* Begin STORED RECORDS *

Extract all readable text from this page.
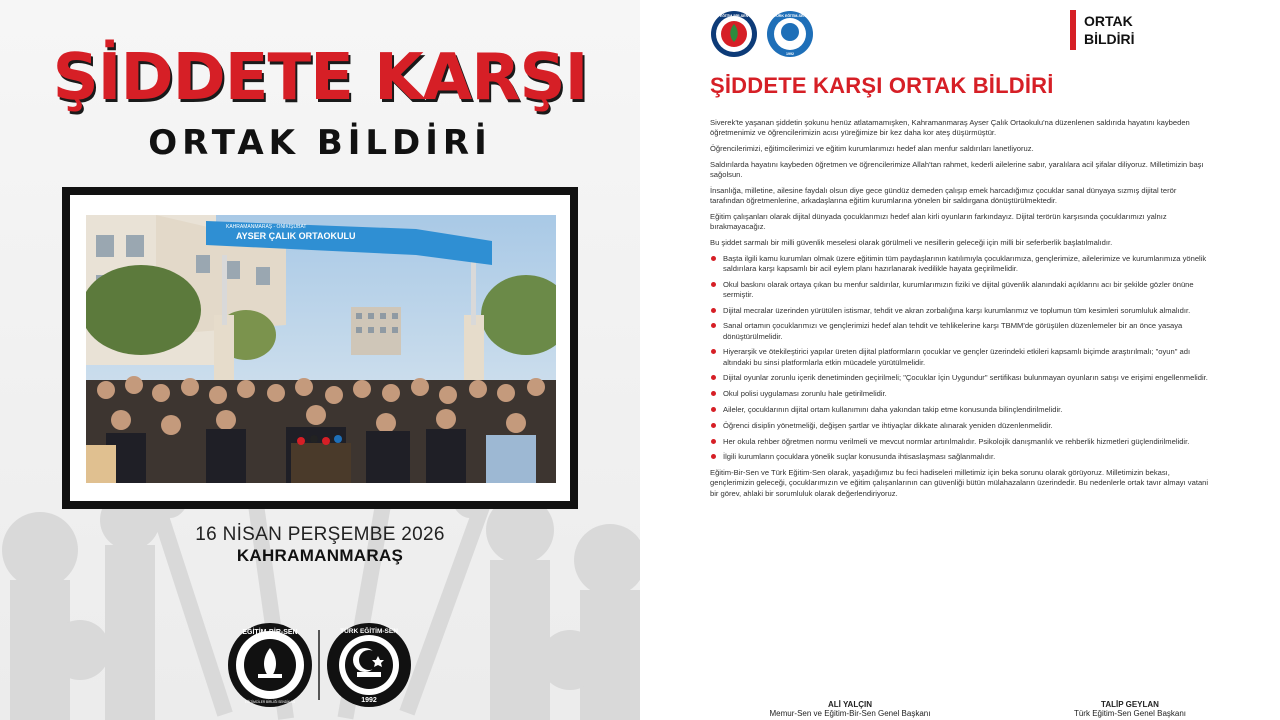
ŞİDDETE KARŞI
ORTAK BİLDİRİ
KAHRAMANMARAŞ - ONİKİŞUBAT
AYSER ÇALIK ORTAOKULU
16 NİSAN PERŞEMBE 2026
KAHRAMANMARAŞ
EĞİTİM-BİR-SEN
EĞİTİMCİLER BİRLİĞİ SENDİKASI
TÜRK EĞİTİM-SEN
1992
EĞİTİM-BİR-SEN	TÜRK EĞİTİM-SEN
1992
ORTAK
BİLDİRİ
ŞİDDETE KARŞI ORTAK BİLDİRİ

Siverek'te yaşanan şiddetin şokunu henüz atlatamamışken, Kahramanmaraş Ayser Çalık Ortaokulu'na düzenlenen saldırıda hayatını kaybeden öğretmenimiz ve öğrencilerimizin acısı yüreğimize bir kez daha kor ateş düşürmüştür.

Öğrencilerimizi, eğitimcilerimizi ve eğitim kurumlarımızı hedef alan menfur saldırıları lanetliyoruz.

Saldırılarda hayatını kaybeden öğretmen ve öğrencilerimize Allah'tan rahmet, kederli ailelerine sabır, yaralılara acil şifalar diliyoruz. Milletimizin başı sağolsun.

İnsanlığa, milletine, ailesine faydalı olsun diye gece gündüz demeden çalışıp emek harcadığımız çocuklar sanal dünyaya sızmış dijital terör tarafından öğretmenlerine, arkadaşlarına eğitim kurumlarına yönelen bir saldırgana dönüştürülmektedir.

Eğitim çalışanları olarak dijital dünyada çocuklarımızı hedef alan kirli oyunların farkındayız. Dijital terörün karşısında çocuklarımızı yalnız bırakmayacağız.

Bu şiddet sarmalı bir milli güvenlik meselesi olarak görülmeli ve nesillerin geleceği için milli bir seferberlik başlatılmalıdır.

Başta ilgili kamu kurumları olmak üzere eğitimin tüm paydaşlarının katılımıyla çocuklarımıza, gençlerimize, ailelerimize ve kurumlarımıza yönelik saldırılara karşı kapsamlı bir acil eylem planı hazırlanarak ivedilikle hayata geçirilmelidir.
Okul baskını olarak ortaya çıkan bu menfur saldırılar, kurumlarımızın fiziki ve dijital güvenlik alanındaki açıklarını acı bir şekilde gözler önüne sermiştir.
Dijital mecralar üzerinden yürütülen istismar, tehdit ve akran zorbalığına karşı kurumlarımız ve toplumun tüm kesimleri sorumluluk almalıdır.
Sanal ortamın çocuklarımızı ve gençlerimizi hedef alan tehdit ve tehlikelerine karşı TBMM'de görüşülen düzenlemeler bir an önce yasaya dönüştürülmelidir.
Hiyerarşik ve ötekileştirici yapılar üreten dijital platformların çocuklar ve gençler üzerindeki etkileri kapsamlı biçimde araştırılmalı; "oyun" adı altındaki bu sinsi platformlarla etkin mücadele yürütülmelidir.
Dijital oyunlar zorunlu içerik denetiminden geçirilmeli; "Çocuklar İçin Uygundur" sertifikası bulunmayan oyunların satışı ve erişimi engellenmelidir.
Okul polisi uygulaması zorunlu hale getirilmelidir.
Aileler, çocuklarının dijital ortam kullanımını daha yakından takip etme konusunda bilinçlendirilmelidir.
Öğrenci disiplin yönetmeliği, değişen şartlar ve ihtiyaçlar dikkate alınarak yeniden düzenlenmelidir.
Her okula rehber öğretmen normu verilmeli ve mevcut normlar artırılmalıdır. Psikolojik danışmanlık ve rehberlik hizmetleri güçlendirilmelidir.
İlgili kurumların çocuklara yönelik suçlar konusunda ihtisaslaşması sağlanmalıdır.

Eğitim-Bir-Sen ve Türk Eğitim-Sen olarak, yaşadığımız bu feci hadiseleri milletimiz için beka sorunu olarak görüyoruz. Milletimizin bekası, gençlerimizin geleceği, çocuklarımızın ve eğitim çalışanlarının can güvenliği bütün mülahazaların üzerindedir. Bu nedenlerle ortak tavır almayı vatani bir görev, ahlaki bir sorumluluk olarak değerlendiriyoruz.

ALİ YALÇIN
Memur-Sen ve Eğitim-Bir-Sen Genel Başkanı
TALİP GEYLAN
Türk Eğitim-Sen Genel Başkanı
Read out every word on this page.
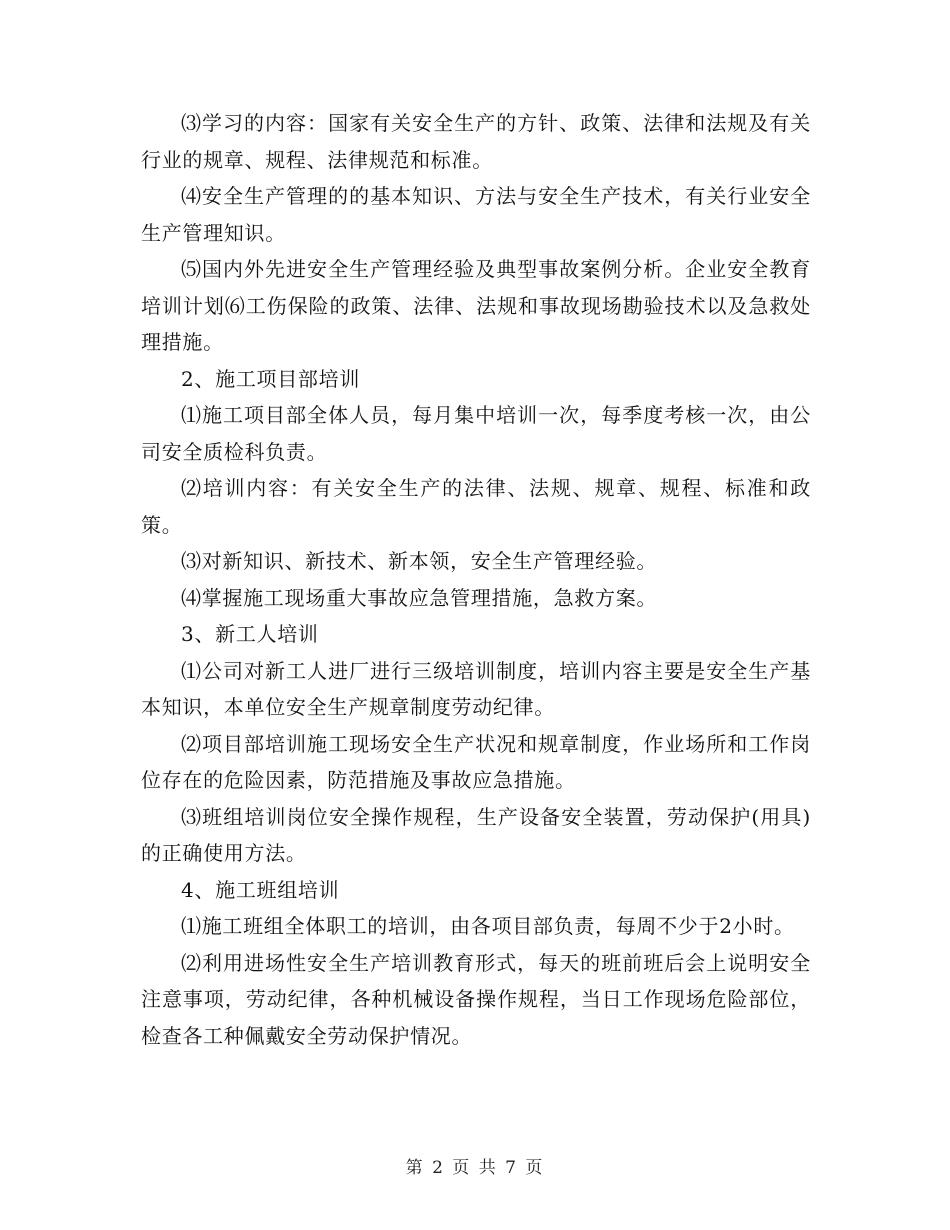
⑶学习的内容：国家有关安全生产的方针、政策、法律和法规及有关行业的规章、规程、法律规范和标准。

⑷安全生产管理的的基本知识、方法与安全生产技术，有关行业安全生产管理知识。

⑸国内外先进安全生产管理经验及典型事故案例分析。企业安全教育培训计划⑹工伤保险的政策、法律、法规和事故现场勘验技术以及急救处理措施。

2、施工项目部培训

⑴施工项目部全体人员，每月集中培训一次，每季度考核一次，由公司安全质检科负责。

⑵培训内容：有关安全生产的法律、法规、规章、规程、标准和政策。

⑶对新知识、新技术、新本领，安全生产管理经验。

⑷掌握施工现场重大事故应急管理措施，急救方案。

3、新工人培训

⑴公司对新工人进厂进行三级培训制度，培训内容主要是安全生产基本知识，本单位安全生产规章制度劳动纪律。

⑵项目部培训施工现场安全生产状况和规章制度，作业场所和工作岗位存在的危险因素，防范措施及事故应急措施。

⑶班组培训岗位安全操作规程，生产设备安全装置，劳动保护(用具)的正确使用方法。

4、施工班组培训

⑴施工班组全体职工的培训，由各项目部负责，每周不少于2小时。

⑵利用进场性安全生产培训教育形式，每天的班前班后会上说明安全注意事项，劳动纪律，各种机械设备操作规程，当日工作现场危险部位，检查各工种佩戴安全劳动保护情况。

第 2 页 共 7 页
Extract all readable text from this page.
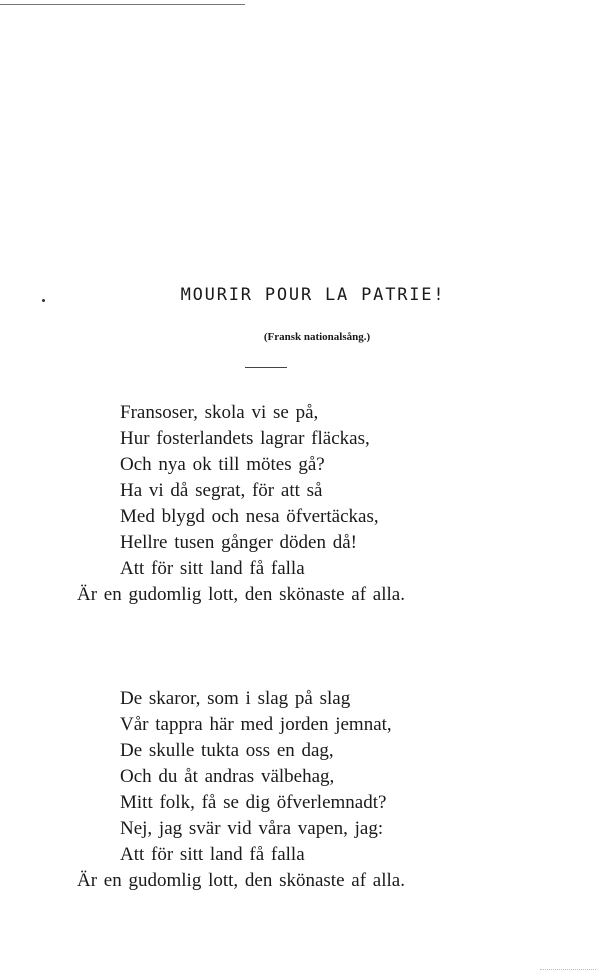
MOURIR POUR LA PATRIE!
(Fransk nationalsång.)
Fransoser, skola vi se på,
Hur fosterlandets lagrar fläckas,
Och nya ok till mötes gå?
Ha vi då segrat, för att så
Med blygd och nesa öfvertäckas,
Hellre tusen gånger döden då!
Att för sitt land få falla
Är en gudomlig lott, den skönaste af alla.
De skaror, som i slag på slag
Vår tappra här med jorden jemnat,
De skulle tukta oss en dag,
Och du åt andras välbehag,
Mitt folk, få se dig öfverlemnadt?
Nej, jag svär vid våra vapen, jag:
Att för sitt land få falla
Är en gudomlig lott, den skönaste af alla.
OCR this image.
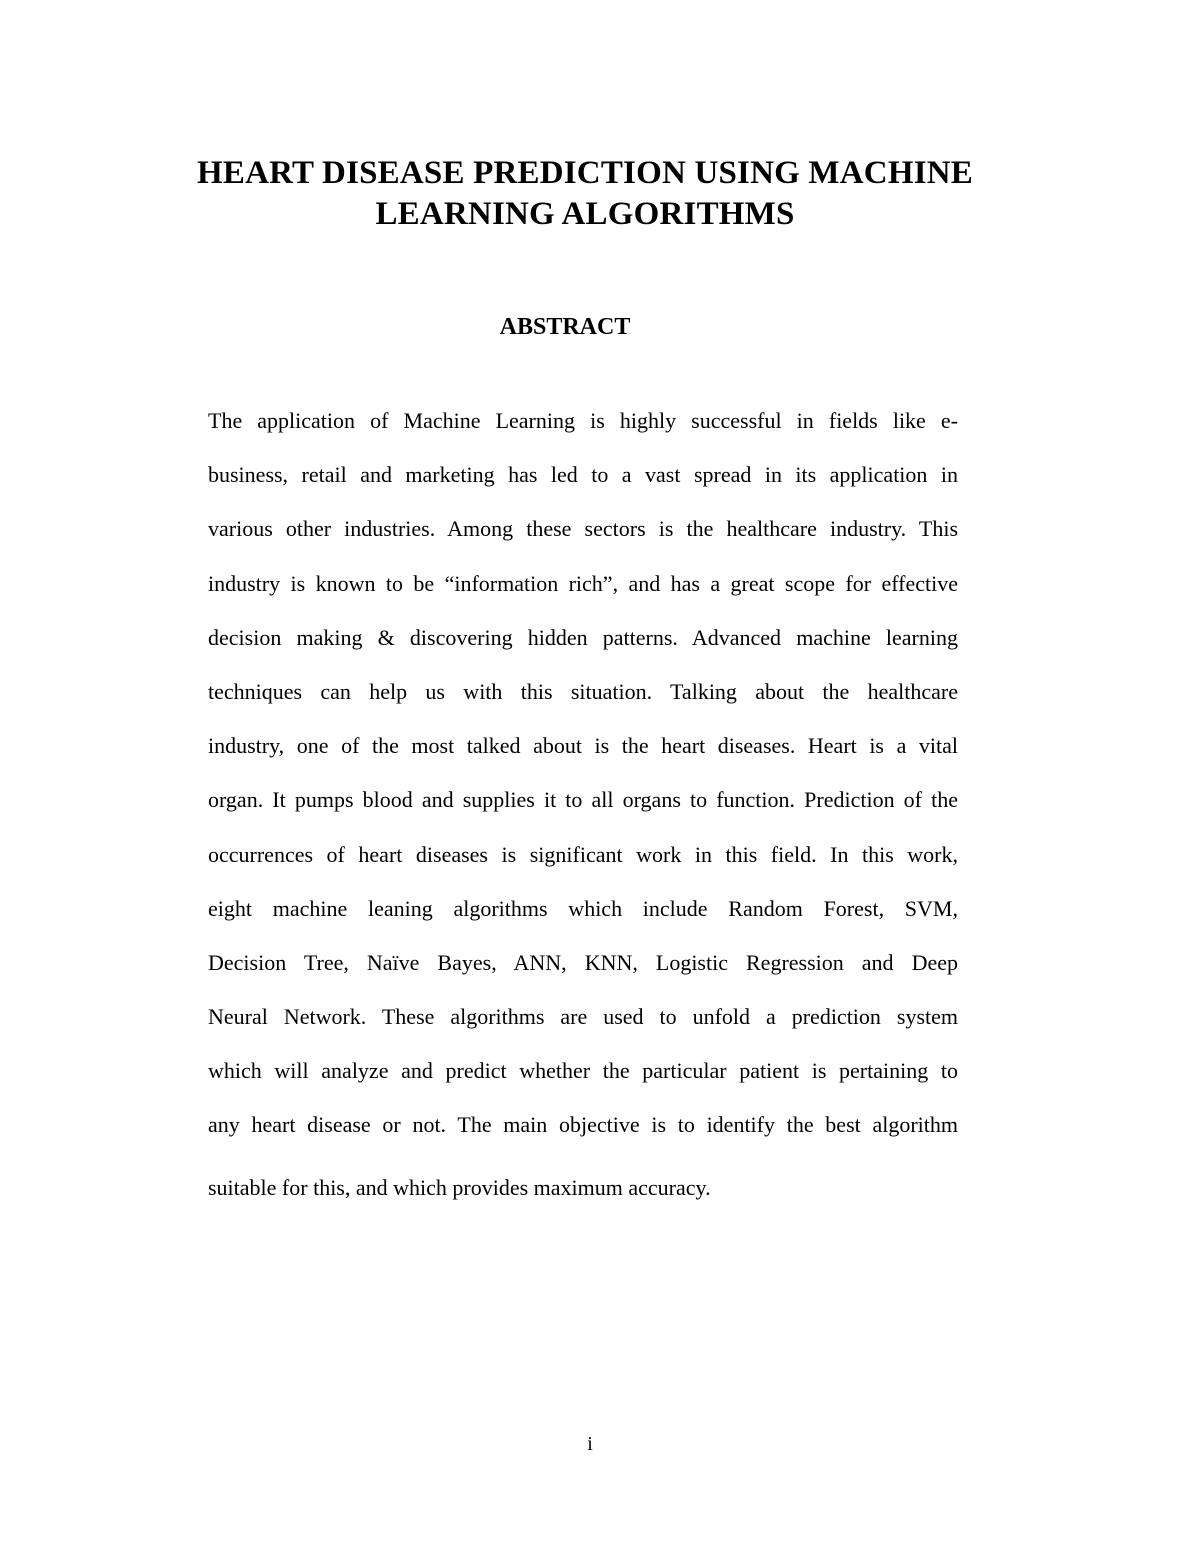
HEART DISEASE PREDICTION USING MACHINE
LEARNING ALGORITHMS
ABSTRACT
The application of Machine Learning is highly successful in fields like e-
business, retail and marketing has led to a vast spread in its application in
various other industries. Among these sectors is the healthcare industry. This
industry is known to be “information rich”, and has a great scope for effective
decision making & discovering hidden patterns. Advanced machine learning
techniques can help us with this situation. Talking about the healthcare
industry, one of the most talked about is the heart diseases. Heart is a vital
organ. It pumps blood and supplies it to all organs to function. Prediction of the
occurrences of heart diseases is significant work in this field. In this work,
eight machine leaning algorithms which include Random Forest, SVM,
Decision Tree, Naïve Bayes, ANN, KNN, Logistic Regression and Deep
Neural Network. These algorithms are used to unfold a prediction system
which will analyze and predict whether the particular patient is pertaining to
any heart disease or not. The main objective is to identify the best algorithm
suitable for this, and which provides maximum accuracy.
i
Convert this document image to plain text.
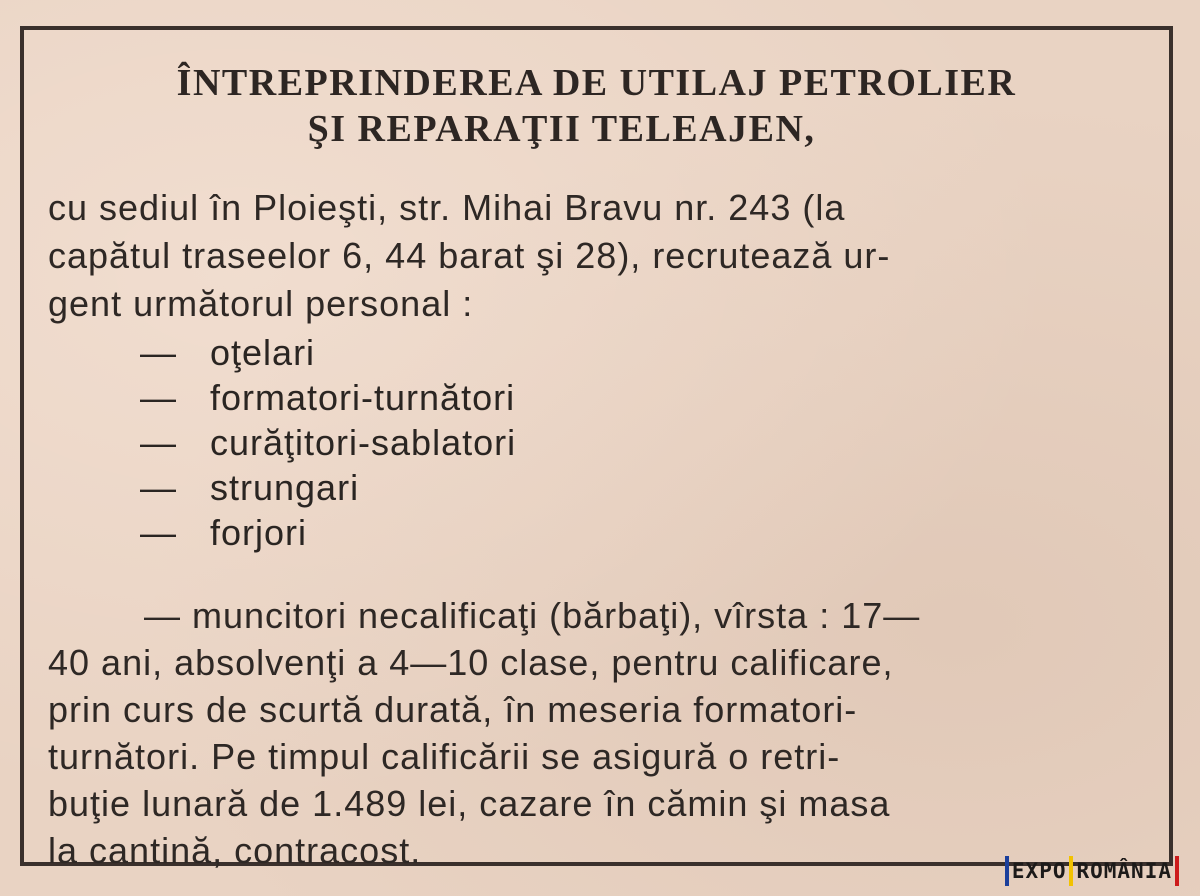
ÎNTREPRINDEREA DE UTILAJ PETROLIER
ŞI REPARAŢII TELEAJEN,
cu sediul în Ploieşti, str. Mihai Bravu nr. 243 (la
capătul traseelor 6, 44 barat şi 28), recrutează ur-
gent următorul personal :
— oţelari
— formatori-turnători
— curăţitori-sablatori
— strungari
— forjori
— muncitori necalificaţi (bărbaţi), vîrsta : 17—
40 ani, absolvenţi a 4—10 clase, pentru calificare,
prin curs de scurtă durată, în meseria formatori-
turnători. Pe timpul calificării se asigură o retri-
buţie lunară de 1.489 lei, cazare în cămin şi masa
la cantină, contracost.	EXPO ROMÂNIA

* End STORED RECORDS *

# EXERCISE DIRECTIONS:
Find the lines with the string "KARŞI" and reproduce them.

# CORRECT OUTPUT:
ŞİDDETE KARŞI
ŞİDDETE KARŞI ORTAK BİLDİRİ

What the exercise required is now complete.